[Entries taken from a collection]
....................
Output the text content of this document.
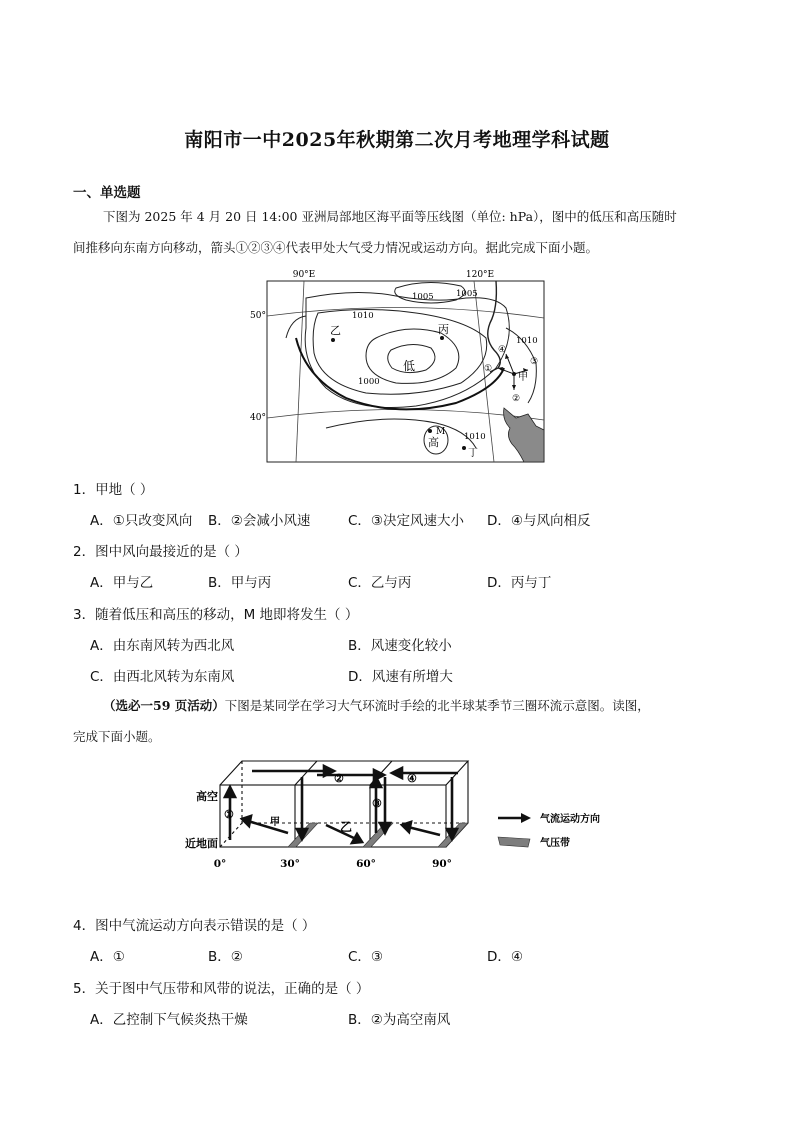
南阳市一中2025年秋期第二次月考地理学科试题
一、单选题
下图为 2025 年 4 月 20 日 14:00 亚洲局部地区海平面等压线图（单位: hPa），图中的低压和高压随时
间推移向东南方向移动，箭头①②③④代表甲处大气受力情况或运动方向。据此完成下面小题。
90°E	120°E
50°
40°
1005	1005
1010
1000
1010
1010
乙	丙
低
甲
M
高
丁
①
②
③
④
1．甲地（ ）
A．①只改变风向 B．②会减小风速	C．③决定风速大小 D．④与风向相反
2．图中风向最接近的是（ ）
A．甲与乙	B．甲与丙	C．乙与丙	D．丙与丁
3．随着低压和高压的移动，M 地即将发生（ ）
A．由东南风转为西北风	B．风速变化较小
C．由西北风转为东南风	D．风速有所增大
（选必一59 页活动）下图是某同学在学习大气环流时手绘的北半球某季节三圈环流示意图。读图，
完成下面小题。
高空
近地面
0°	30°	60°	90°
甲	乙
①
②
③
④
气流运动方向
气压带
4．图中气流运动方向表示错误的是（ ）
A．①	B．②	C．③	D．④
5．关于图中气压带和风带的说法，正确的是（ ）
A．乙控制下气候炎热干燥	B．②为高空南风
....................
◆ JOB
Skip the pictures and print each record exactly as it stands.

◆ TASK OUTPUT
Output the text content of this document.
南阳市一中2025年秋期第二次月考地理学科试题
一、单选题
下图为 2025 年 4 月 20 日 14:00 亚洲局部地区海平面等压线图（单位: hPa），图中的低压和高压随时
间推移向东南方向移动，箭头①②③④代表甲处大气受力情况或运动方向。据此完成下面小题。
90°E	120°E
50°
40°
1005	1005
1010
1000
1010
1010
乙	丙
低
甲
M
高
丁
①
②
③
④
1．甲地（ ）
A．①只改变风向 B．②会减小风速	C．③决定风速大小 D．④与风向相反
2．图中风向最接近的是（ ）
A．甲与乙	B．甲与丙	C．乙与丙	D．丙与丁
3．随着低压和高压的移动，M 地即将发生（ ）
A．由东南风转为西北风	B．风速变化较小
C．由西北风转为东南风	D．风速有所增大
（选必一59 页活动）下图是某同学在学习大气环流时手绘的北半球某季节三圈环流示意图。读图，
完成下面小题。
高空
近地面
0°	30°	60°	90°
甲	乙
①
②
③
④
气流运动方向
气压带
4．图中气流运动方向表示错误的是（ ）
A．①	B．②	C．③	D．④
5．关于图中气压带和风带的说法，正确的是（ ）
A．乙控制下气候炎热干燥	B．②为高空南风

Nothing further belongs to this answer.